### [Requirements]
Write out all the entries word for word, but skip any images.

_ _ _ _ _ _ _

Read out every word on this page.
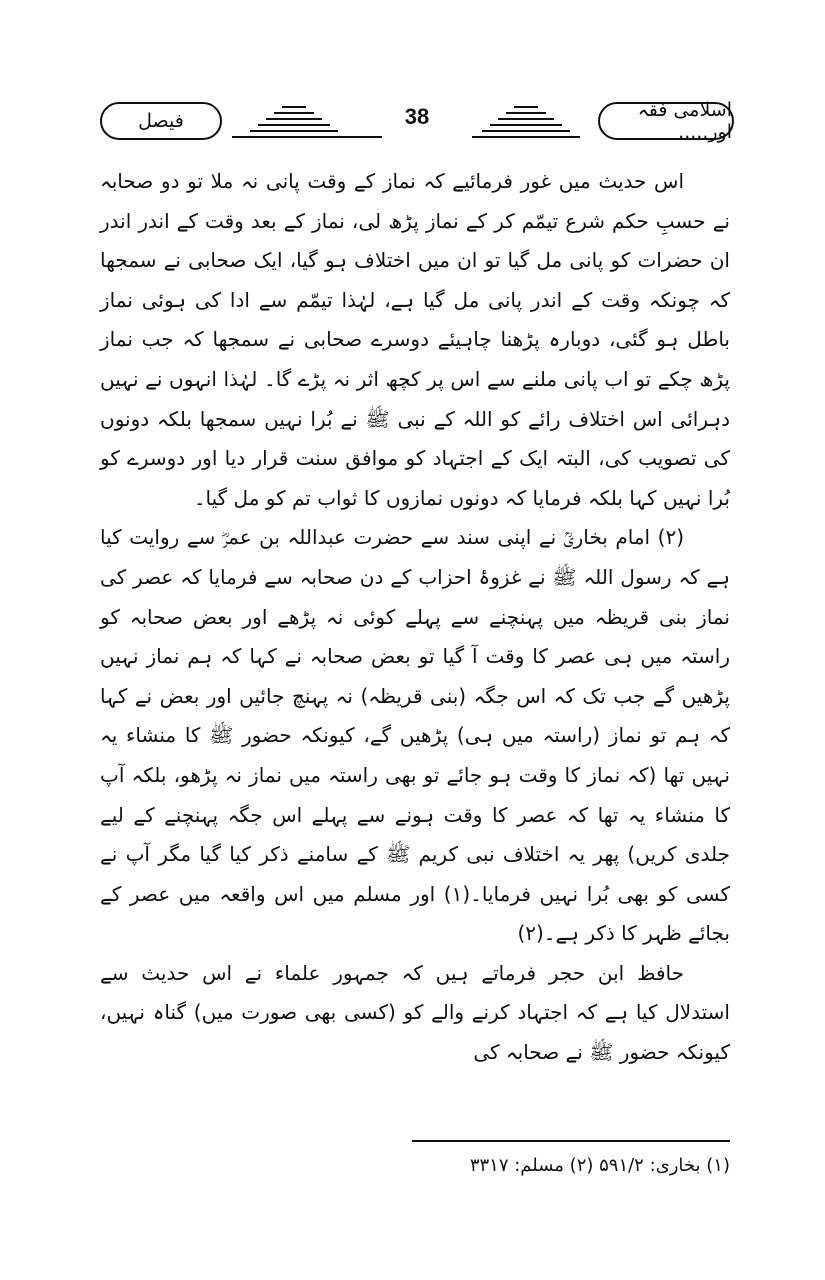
اسلامی فقہ اور.....
38
فیصل

اس حدیث میں غور فرمائیے کہ نماز کے وقت پانی نہ ملا تو دو صحابہ نے حسبِ حکم شرع تیمّم کر کے نماز پڑھ لی، نماز کے بعد وقت کے اندر اندر ان حضرات کو پانی مل گیا تو ان میں اختلاف ہو گیا، ایک صحابی نے سمجھا کہ چونکہ وقت کے اندر پانی مل گیا ہے، لہٰذا تیمّم سے ادا کی ہوئی نماز باطل ہو گئی، دوبارہ پڑھنا چاہیئے دوسرے صحابی نے سمجھا کہ جب نماز پڑھ چکے تو اب پانی ملنے سے اس پر کچھ اثر نہ پڑے گا۔ لہٰذا انہوں نے نہیں دہرائی اس اختلاف رائے کو اللہ کے نبی ﷺ نے بُرا نہیں سمجھا بلکہ دونوں کی تصویب کی، البتہ ایک کے اجتہاد کو موافق سنت قرار دیا اور دوسرے کو بُرا نہیں کہا بلکہ فرمایا کہ دونوں نمازوں کا ثواب تم کو مل گیا۔

(۲) امام بخاریؒ نے اپنی سند سے حضرت عبداللہ بن عمرؓ سے روایت کیا ہے کہ رسول اللہ ﷺ نے غزوۂ احزاب کے دن صحابہ سے فرمایا کہ عصر کی نماز بنی قریظہ میں پہنچنے سے پہلے کوئی نہ پڑھے اور بعض صحابہ کو راستہ میں ہی عصر کا وقت آ گیا تو بعض صحابہ نے کہا کہ ہم نماز نہیں پڑھیں گے جب تک کہ اس جگہ (بنی قریظہ) نہ پہنچ جائیں اور بعض نے کہا کہ ہم تو نماز (راستہ میں ہی) پڑھیں گے، کیونکہ حضور ﷺ کا منشاء یہ نہیں تھا (کہ نماز کا وقت ہو جائے تو بھی راستہ میں نماز نہ پڑھو، بلکہ آپ کا منشاء یہ تھا کہ عصر کا وقت ہونے سے پہلے اس جگہ پہنچنے کے لیے جلدی کریں) پھر یہ اختلاف نبی کریم ﷺ کے سامنے ذکر کیا گیا مگر آپ نے کسی کو بھی بُرا نہیں فرمایا۔(۱) اور مسلم میں اس واقعہ میں عصر کے بجائے ظہر کا ذکر ہے۔(۲)

حافظ ابن حجر فرماتے ہیں کہ جمہور علماء نے اس حدیث سے استدلال کیا ہے کہ اجتہاد کرنے والے کو (کسی بھی صورت میں) گناہ نہیں، کیونکہ حضور ﷺ نے صحابہ کی

(۱) بخاری: ۵۹۱/۲ (۲) مسلم: ۳۳۱۷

_ _ _ _ _ _ _

### [Output below]
Read out every word on this page.
اسلامی فقہ اور.....
38
فیصل

اس حدیث میں غور فرمائیے کہ نماز کے وقت پانی نہ ملا تو دو صحابہ نے حسبِ حکم شرع تیمّم کر کے نماز پڑھ لی، نماز کے بعد وقت کے اندر اندر ان حضرات کو پانی مل گیا تو ان میں اختلاف ہو گیا، ایک صحابی نے سمجھا کہ چونکہ وقت کے اندر پانی مل گیا ہے، لہٰذا تیمّم سے ادا کی ہوئی نماز باطل ہو گئی، دوبارہ پڑھنا چاہیئے دوسرے صحابی نے سمجھا کہ جب نماز پڑھ چکے تو اب پانی ملنے سے اس پر کچھ اثر نہ پڑے گا۔ لہٰذا انہوں نے نہیں دہرائی اس اختلاف رائے کو اللہ کے نبی ﷺ نے بُرا نہیں سمجھا بلکہ دونوں کی تصویب کی، البتہ ایک کے اجتہاد کو موافق سنت قرار دیا اور دوسرے کو بُرا نہیں کہا بلکہ فرمایا کہ دونوں نمازوں کا ثواب تم کو مل گیا۔

(۲) امام بخاریؒ نے اپنی سند سے حضرت عبداللہ بن عمرؓ سے روایت کیا ہے کہ رسول اللہ ﷺ نے غزوۂ احزاب کے دن صحابہ سے فرمایا کہ عصر کی نماز بنی قریظہ میں پہنچنے سے پہلے کوئی نہ پڑھے اور بعض صحابہ کو راستہ میں ہی عصر کا وقت آ گیا تو بعض صحابہ نے کہا کہ ہم نماز نہیں پڑھیں گے جب تک کہ اس جگہ (بنی قریظہ) نہ پہنچ جائیں اور بعض نے کہا کہ ہم تو نماز (راستہ میں ہی) پڑھیں گے، کیونکہ حضور ﷺ کا منشاء یہ نہیں تھا (کہ نماز کا وقت ہو جائے تو بھی راستہ میں نماز نہ پڑھو، بلکہ آپ کا منشاء یہ تھا کہ عصر کا وقت ہونے سے پہلے اس جگہ پہنچنے کے لیے جلدی کریں) پھر یہ اختلاف نبی کریم ﷺ کے سامنے ذکر کیا گیا مگر آپ نے کسی کو بھی بُرا نہیں فرمایا۔(۱) اور مسلم میں اس واقعہ میں عصر کے بجائے ظہر کا ذکر ہے۔(۲)

حافظ ابن حجر فرماتے ہیں کہ جمہور علماء نے اس حدیث سے استدلال کیا ہے کہ اجتہاد کرنے والے کو (کسی بھی صورت میں) گناہ نہیں، کیونکہ حضور ﷺ نے صحابہ کی

(۱) بخاری: ۵۹۱/۲ (۲) مسلم: ۳۳۱۷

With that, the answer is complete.